**YOUR GOAL:** Give the number of lines in this listing that contain the word "navigation", and nothing else.

-- begin RECORDS FOR THIS EXERCISE --

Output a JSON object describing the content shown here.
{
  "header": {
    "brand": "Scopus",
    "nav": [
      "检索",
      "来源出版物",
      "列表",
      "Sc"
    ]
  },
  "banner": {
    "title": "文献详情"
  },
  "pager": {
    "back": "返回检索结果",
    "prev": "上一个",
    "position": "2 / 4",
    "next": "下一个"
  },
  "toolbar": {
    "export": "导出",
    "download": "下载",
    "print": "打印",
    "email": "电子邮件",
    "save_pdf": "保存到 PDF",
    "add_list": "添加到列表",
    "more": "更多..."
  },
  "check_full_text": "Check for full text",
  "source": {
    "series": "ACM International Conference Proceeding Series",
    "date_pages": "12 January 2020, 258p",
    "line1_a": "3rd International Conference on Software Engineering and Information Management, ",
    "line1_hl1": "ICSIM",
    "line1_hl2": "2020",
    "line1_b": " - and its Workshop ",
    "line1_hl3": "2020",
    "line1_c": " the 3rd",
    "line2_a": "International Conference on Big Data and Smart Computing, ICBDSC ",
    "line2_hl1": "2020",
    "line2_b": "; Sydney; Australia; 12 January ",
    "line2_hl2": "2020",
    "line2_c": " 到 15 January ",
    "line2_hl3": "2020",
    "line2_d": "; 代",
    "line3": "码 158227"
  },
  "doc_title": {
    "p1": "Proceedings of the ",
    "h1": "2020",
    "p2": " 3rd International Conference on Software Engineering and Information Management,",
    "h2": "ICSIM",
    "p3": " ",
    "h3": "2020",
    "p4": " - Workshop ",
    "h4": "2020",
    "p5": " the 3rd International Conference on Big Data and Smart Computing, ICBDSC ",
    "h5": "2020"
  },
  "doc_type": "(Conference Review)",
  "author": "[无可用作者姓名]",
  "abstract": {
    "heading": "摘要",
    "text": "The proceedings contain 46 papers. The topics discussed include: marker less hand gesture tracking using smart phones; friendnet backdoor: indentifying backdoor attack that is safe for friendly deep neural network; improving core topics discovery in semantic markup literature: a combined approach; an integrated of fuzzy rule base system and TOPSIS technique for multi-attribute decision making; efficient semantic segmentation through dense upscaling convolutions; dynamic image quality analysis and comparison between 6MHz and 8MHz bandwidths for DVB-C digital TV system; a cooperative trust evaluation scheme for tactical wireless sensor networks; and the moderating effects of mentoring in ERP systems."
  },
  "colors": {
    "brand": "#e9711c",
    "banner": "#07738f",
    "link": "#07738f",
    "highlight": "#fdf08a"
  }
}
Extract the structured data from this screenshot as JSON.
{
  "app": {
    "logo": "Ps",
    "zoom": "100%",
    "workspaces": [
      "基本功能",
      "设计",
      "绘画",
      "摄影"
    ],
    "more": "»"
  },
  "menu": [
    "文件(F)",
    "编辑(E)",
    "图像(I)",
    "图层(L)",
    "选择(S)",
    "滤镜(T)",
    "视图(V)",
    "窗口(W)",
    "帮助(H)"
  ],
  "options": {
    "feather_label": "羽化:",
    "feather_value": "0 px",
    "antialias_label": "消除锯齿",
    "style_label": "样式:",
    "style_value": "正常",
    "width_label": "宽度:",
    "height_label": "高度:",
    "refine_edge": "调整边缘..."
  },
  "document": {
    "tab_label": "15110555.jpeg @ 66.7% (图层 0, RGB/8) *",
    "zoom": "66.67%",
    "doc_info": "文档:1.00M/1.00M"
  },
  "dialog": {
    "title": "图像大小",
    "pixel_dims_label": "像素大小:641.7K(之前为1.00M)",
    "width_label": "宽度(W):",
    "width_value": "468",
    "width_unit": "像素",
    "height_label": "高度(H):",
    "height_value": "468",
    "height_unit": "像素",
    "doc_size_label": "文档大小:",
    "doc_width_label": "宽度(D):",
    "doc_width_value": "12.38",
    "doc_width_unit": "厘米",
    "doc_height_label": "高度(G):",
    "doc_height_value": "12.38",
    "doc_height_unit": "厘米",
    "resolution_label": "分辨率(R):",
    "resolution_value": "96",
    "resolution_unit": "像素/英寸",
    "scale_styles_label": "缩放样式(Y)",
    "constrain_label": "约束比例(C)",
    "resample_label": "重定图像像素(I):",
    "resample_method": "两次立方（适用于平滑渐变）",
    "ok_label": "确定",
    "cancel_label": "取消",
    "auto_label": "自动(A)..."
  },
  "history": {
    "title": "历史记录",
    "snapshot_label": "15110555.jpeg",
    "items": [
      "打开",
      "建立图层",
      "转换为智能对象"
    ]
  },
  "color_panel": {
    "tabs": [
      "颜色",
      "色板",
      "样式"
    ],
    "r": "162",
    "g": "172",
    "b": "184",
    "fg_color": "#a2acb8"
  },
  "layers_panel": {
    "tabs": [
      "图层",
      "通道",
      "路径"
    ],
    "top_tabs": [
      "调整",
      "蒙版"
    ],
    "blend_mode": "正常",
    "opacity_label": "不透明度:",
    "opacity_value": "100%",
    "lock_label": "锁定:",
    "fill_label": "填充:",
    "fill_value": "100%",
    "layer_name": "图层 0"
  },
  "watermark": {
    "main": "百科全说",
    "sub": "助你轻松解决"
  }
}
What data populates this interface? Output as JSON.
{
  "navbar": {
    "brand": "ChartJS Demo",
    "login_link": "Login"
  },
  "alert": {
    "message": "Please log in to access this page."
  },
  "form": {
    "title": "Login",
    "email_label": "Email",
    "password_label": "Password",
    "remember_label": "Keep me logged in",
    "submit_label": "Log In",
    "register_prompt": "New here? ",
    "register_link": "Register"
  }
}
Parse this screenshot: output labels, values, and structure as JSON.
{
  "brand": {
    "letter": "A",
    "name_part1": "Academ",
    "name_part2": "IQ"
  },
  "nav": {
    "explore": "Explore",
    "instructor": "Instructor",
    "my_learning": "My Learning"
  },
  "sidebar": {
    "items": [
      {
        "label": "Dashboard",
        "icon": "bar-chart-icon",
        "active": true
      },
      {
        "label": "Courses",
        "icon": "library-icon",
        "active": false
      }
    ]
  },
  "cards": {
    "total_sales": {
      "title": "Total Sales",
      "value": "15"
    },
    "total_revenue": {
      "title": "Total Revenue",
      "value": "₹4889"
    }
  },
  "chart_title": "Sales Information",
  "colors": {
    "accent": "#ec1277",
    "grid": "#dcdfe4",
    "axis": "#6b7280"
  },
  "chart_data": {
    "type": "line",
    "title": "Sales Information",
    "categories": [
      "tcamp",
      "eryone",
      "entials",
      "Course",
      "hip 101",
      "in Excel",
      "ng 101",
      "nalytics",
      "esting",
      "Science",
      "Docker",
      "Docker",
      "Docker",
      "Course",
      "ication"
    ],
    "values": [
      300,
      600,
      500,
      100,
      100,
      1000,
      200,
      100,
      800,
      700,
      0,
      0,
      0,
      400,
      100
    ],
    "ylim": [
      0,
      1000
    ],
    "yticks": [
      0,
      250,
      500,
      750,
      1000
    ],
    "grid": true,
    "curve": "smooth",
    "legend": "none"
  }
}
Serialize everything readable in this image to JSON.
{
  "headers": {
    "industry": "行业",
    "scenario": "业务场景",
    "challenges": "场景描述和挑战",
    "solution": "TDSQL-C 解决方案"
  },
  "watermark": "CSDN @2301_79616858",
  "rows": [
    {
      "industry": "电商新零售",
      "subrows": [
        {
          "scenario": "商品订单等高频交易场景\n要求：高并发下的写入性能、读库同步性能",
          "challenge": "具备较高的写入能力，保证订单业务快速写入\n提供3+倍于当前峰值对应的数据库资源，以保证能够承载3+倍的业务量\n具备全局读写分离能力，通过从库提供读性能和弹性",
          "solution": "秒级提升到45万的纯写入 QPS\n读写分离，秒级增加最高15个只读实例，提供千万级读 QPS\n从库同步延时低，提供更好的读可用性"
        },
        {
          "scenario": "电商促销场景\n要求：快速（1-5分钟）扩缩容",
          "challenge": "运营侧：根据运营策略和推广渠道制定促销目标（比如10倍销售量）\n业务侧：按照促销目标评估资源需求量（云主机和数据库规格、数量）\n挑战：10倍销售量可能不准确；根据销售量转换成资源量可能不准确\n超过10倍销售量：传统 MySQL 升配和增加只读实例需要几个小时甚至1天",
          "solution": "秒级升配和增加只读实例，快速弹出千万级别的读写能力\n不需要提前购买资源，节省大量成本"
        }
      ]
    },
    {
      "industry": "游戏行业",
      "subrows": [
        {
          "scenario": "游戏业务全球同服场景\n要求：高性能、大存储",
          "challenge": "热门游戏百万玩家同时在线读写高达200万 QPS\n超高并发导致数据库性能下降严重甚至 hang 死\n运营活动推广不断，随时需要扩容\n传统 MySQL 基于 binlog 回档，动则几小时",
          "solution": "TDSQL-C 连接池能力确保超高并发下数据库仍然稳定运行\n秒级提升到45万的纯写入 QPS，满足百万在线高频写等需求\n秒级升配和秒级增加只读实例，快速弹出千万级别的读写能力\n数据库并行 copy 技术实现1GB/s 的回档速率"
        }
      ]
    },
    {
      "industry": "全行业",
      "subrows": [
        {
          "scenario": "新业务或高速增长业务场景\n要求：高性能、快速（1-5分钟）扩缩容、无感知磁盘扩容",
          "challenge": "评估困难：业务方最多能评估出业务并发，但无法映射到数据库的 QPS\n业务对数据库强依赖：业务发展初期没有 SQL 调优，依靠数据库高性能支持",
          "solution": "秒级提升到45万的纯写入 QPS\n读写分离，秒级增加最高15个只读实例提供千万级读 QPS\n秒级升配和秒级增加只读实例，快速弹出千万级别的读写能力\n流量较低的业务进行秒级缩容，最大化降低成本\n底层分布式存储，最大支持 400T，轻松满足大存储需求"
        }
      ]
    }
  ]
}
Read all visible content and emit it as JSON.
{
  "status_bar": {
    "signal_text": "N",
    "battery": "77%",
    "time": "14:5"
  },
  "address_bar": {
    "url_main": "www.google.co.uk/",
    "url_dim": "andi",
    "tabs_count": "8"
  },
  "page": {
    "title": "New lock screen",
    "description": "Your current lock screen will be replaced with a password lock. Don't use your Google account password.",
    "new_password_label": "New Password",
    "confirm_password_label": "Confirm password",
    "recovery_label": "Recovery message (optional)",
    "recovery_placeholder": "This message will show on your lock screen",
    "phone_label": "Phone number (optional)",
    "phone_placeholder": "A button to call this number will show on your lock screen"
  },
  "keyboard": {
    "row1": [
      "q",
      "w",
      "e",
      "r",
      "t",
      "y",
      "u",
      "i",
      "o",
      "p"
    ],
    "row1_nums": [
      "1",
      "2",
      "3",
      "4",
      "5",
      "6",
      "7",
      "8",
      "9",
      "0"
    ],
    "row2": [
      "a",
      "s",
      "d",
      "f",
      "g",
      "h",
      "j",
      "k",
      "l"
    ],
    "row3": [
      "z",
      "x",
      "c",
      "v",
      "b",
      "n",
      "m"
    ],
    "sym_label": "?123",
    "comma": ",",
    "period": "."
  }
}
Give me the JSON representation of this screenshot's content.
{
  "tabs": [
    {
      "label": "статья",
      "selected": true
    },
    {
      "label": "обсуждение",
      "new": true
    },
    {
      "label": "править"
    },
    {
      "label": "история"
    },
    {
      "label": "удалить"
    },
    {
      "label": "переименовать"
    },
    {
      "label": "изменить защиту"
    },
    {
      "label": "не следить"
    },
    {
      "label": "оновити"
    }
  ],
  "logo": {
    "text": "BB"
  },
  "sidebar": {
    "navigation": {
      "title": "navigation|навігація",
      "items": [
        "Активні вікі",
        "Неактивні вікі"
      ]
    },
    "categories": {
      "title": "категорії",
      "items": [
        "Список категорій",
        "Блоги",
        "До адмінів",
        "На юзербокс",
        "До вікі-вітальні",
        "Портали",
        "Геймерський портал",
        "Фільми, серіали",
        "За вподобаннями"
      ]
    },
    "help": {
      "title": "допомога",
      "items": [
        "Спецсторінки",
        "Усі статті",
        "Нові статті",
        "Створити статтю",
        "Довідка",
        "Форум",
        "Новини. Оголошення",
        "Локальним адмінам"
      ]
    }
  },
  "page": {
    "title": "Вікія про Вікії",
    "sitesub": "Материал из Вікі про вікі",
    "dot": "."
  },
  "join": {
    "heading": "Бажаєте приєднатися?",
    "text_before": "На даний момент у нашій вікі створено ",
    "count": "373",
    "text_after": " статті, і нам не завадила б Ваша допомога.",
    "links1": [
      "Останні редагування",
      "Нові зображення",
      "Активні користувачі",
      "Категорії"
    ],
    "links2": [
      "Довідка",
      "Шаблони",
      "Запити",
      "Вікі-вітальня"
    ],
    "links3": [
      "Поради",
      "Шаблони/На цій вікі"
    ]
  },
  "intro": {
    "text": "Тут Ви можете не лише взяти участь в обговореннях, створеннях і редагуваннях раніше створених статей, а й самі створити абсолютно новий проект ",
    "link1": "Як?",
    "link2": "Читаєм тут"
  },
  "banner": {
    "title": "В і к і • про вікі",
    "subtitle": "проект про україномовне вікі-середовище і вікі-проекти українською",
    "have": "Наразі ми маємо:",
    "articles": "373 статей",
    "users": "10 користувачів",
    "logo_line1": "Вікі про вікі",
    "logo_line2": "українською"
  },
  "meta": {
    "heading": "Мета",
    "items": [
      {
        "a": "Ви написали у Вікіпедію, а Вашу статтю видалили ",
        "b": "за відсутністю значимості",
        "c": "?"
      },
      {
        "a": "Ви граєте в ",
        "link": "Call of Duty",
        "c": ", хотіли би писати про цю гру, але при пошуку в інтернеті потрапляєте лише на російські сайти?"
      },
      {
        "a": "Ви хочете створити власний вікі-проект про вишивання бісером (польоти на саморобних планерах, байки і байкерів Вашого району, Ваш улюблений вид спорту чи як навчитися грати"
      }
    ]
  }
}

-- end RECORDS FOR THIS EXERCISE --

**WRITTEN ANSWER:** 2